**OBJECTIVE**: Go through the material and pull out every line with the string "Question" in it.

━━━━━ DATA FOR THE TASK

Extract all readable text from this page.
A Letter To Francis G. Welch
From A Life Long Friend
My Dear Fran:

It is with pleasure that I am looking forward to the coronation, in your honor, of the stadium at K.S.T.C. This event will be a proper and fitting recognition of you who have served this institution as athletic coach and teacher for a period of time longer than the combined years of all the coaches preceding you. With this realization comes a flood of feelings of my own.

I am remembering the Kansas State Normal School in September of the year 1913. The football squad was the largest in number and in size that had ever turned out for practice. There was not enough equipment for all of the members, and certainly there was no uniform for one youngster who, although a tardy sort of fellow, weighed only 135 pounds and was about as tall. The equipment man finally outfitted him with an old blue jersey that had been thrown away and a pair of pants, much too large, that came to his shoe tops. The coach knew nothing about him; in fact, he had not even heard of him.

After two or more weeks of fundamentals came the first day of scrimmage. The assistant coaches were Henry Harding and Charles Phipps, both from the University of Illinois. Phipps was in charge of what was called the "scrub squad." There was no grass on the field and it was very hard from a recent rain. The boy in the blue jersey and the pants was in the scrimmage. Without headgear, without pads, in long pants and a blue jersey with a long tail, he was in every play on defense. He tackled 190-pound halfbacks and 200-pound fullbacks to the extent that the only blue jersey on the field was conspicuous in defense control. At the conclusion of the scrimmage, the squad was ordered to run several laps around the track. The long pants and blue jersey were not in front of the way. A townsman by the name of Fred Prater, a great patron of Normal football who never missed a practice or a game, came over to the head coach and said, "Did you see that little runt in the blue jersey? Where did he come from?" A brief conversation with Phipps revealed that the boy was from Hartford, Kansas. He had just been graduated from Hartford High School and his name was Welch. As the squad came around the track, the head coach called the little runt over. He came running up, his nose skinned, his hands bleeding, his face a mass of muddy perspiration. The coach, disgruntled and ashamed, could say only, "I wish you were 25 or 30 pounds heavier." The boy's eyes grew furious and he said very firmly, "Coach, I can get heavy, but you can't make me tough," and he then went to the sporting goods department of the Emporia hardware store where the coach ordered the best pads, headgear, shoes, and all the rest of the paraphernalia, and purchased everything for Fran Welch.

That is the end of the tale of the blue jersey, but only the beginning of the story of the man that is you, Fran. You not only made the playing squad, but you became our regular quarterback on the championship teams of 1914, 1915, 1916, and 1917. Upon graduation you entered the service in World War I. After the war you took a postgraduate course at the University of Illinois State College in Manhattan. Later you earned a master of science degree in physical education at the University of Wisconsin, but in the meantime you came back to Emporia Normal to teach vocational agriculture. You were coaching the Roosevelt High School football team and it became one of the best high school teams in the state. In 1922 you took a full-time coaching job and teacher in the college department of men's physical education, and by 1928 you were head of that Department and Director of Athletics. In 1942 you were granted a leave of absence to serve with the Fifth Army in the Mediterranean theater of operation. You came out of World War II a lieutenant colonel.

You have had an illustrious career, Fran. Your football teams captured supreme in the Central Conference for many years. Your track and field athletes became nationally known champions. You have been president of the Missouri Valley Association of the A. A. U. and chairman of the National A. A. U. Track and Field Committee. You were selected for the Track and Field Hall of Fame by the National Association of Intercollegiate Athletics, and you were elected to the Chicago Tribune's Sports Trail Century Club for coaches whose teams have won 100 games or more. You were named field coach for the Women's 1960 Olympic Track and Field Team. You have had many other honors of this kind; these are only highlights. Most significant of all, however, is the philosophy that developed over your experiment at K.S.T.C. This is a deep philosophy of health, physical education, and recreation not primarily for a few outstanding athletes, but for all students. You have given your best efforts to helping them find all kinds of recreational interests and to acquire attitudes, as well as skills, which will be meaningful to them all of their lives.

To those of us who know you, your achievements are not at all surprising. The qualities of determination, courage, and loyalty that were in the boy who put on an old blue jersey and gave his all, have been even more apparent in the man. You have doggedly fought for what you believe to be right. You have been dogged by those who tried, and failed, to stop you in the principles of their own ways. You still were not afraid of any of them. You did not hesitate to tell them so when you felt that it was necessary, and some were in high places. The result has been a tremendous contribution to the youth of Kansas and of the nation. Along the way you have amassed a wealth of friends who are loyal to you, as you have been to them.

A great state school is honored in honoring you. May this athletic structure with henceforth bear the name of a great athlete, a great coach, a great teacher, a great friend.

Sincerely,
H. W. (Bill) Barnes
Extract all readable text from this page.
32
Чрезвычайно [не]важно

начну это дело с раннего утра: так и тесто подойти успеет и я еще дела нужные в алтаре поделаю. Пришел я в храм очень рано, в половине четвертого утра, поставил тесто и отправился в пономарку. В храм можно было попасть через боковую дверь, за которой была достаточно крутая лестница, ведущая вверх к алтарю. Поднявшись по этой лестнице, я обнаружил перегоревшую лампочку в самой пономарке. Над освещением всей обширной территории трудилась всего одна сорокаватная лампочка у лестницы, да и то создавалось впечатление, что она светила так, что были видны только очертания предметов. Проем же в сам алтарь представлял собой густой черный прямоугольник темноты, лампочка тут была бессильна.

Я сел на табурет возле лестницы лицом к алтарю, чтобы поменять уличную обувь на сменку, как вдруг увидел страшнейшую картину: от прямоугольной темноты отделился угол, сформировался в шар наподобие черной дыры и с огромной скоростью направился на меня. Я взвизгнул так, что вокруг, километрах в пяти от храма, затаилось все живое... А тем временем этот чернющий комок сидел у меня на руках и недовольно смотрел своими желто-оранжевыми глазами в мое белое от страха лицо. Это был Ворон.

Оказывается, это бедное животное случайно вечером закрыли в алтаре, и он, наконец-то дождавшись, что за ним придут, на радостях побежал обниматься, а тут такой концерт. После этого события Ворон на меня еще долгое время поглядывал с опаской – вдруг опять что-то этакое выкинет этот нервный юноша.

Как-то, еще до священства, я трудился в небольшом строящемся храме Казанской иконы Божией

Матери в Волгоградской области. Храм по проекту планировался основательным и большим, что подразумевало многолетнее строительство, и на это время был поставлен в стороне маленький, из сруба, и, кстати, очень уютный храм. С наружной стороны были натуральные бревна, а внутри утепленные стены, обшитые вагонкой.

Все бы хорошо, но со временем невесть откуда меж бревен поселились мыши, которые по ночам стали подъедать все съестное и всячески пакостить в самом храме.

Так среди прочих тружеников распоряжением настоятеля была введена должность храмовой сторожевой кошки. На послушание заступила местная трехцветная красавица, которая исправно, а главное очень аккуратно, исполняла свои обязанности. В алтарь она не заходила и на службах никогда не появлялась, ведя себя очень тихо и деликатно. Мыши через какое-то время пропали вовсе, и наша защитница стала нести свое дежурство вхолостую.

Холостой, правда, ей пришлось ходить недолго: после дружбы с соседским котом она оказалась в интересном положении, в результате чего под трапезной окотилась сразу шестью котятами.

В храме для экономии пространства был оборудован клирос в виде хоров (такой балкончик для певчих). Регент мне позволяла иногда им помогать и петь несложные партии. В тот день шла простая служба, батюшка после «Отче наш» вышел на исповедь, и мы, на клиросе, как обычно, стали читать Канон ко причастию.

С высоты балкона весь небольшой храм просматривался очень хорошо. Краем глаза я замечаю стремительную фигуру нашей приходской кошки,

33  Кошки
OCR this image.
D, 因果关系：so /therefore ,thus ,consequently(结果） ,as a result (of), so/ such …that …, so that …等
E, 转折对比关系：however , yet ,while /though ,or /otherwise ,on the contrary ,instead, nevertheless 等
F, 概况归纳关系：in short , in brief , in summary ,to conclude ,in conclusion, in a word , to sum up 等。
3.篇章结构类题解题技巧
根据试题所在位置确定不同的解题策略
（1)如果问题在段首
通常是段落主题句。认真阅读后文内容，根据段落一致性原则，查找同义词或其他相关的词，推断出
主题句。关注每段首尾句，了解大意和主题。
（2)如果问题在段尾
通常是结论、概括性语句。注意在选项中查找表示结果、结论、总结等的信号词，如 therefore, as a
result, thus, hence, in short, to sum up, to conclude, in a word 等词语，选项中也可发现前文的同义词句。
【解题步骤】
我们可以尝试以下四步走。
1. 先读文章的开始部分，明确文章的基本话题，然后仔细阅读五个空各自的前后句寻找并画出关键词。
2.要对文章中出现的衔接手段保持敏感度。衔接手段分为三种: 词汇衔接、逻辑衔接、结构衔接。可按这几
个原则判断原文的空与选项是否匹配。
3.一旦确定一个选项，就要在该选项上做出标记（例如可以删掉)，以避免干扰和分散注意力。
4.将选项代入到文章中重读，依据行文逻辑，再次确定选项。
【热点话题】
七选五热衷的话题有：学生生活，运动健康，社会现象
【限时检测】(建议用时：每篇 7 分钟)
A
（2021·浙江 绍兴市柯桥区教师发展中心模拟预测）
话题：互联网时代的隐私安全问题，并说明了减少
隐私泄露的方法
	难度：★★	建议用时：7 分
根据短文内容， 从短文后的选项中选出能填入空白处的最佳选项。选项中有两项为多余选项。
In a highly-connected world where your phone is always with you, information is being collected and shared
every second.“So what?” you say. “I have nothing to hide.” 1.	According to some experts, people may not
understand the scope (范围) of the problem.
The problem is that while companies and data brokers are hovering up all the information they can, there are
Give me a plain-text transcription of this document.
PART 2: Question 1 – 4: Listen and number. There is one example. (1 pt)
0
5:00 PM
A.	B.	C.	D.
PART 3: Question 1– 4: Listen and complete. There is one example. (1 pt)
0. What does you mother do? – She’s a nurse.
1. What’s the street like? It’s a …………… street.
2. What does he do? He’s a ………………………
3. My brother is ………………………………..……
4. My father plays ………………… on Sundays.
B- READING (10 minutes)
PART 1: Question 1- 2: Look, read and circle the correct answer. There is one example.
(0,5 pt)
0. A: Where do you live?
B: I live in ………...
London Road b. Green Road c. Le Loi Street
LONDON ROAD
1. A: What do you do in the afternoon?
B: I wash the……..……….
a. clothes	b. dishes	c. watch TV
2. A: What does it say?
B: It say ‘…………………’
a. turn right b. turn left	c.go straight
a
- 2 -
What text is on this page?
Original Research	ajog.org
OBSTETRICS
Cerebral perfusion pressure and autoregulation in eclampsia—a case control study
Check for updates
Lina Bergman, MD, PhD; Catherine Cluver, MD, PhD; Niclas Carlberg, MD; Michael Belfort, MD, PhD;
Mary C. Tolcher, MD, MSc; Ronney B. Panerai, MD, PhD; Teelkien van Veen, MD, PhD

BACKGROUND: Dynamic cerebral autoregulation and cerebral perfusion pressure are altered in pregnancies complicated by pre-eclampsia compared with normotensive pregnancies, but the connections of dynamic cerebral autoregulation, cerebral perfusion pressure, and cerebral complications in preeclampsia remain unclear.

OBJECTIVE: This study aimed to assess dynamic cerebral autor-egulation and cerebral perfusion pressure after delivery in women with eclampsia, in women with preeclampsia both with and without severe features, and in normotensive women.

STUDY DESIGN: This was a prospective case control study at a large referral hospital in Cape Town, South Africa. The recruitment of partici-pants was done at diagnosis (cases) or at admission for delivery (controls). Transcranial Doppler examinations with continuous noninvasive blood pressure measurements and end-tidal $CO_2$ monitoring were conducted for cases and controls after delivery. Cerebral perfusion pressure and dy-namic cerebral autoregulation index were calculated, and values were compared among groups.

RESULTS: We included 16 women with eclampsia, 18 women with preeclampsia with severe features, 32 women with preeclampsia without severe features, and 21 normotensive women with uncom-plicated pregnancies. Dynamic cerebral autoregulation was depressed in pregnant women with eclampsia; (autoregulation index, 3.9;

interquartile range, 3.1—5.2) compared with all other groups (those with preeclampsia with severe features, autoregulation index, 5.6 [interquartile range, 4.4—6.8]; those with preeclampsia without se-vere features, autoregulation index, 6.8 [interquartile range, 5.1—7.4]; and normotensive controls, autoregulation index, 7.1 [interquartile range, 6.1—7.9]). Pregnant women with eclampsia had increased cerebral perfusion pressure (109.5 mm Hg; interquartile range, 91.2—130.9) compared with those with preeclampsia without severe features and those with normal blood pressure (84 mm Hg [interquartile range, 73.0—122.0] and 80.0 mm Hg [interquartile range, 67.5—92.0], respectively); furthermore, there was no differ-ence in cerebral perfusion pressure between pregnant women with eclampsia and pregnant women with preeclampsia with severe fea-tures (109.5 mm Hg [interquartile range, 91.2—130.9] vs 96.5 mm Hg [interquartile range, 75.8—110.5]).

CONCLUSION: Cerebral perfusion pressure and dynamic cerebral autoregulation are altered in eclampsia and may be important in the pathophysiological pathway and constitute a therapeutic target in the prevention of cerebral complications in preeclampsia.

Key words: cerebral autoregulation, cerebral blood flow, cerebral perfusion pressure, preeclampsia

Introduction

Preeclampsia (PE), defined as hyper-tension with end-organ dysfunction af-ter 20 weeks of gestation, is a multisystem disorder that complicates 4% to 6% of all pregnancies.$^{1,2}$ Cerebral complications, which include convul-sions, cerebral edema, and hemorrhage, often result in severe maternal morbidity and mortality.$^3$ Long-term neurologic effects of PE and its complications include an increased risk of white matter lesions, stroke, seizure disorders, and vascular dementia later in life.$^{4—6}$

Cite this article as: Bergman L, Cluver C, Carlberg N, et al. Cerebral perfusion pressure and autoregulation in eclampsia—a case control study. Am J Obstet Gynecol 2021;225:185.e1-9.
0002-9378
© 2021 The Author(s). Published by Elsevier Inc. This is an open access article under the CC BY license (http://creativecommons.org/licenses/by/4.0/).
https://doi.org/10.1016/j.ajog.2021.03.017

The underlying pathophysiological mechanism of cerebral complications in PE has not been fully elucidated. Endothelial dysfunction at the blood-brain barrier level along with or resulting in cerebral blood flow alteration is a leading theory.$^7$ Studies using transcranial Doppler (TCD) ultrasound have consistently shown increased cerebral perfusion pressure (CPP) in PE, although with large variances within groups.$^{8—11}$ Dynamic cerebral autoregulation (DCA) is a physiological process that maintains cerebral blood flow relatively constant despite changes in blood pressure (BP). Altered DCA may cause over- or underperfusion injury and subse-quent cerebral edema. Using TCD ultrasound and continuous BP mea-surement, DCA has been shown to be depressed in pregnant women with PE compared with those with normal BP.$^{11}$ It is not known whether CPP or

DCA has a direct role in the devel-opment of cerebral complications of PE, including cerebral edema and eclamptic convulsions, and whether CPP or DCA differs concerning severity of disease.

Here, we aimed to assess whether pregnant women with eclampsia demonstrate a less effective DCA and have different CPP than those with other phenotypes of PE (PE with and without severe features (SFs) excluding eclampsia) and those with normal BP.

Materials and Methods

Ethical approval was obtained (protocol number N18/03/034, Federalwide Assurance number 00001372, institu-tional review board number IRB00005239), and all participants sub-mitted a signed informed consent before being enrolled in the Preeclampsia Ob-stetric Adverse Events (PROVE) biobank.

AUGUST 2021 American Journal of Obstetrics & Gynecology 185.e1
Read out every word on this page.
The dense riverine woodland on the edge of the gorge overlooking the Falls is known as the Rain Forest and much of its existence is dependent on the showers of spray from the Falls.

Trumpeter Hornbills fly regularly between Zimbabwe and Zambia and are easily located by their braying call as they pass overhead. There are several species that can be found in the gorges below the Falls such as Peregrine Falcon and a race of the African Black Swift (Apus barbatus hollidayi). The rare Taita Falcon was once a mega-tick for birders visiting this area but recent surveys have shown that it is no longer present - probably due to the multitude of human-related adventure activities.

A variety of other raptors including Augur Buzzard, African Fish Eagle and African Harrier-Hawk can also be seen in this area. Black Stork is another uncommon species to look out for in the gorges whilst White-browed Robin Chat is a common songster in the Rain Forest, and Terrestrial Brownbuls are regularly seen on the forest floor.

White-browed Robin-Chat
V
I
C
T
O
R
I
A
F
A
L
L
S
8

━━━━━━━━━━

**RESULT OF THIS TASK**:
PART 2: Question 1 – 4: Listen and number. There is one example. (1 pt)
PART 3: Question 1– 4: Listen and complete. There is one example. (1 pt)
PART 1: Question 1- 2: Look, read and circle the correct answer. There is one example.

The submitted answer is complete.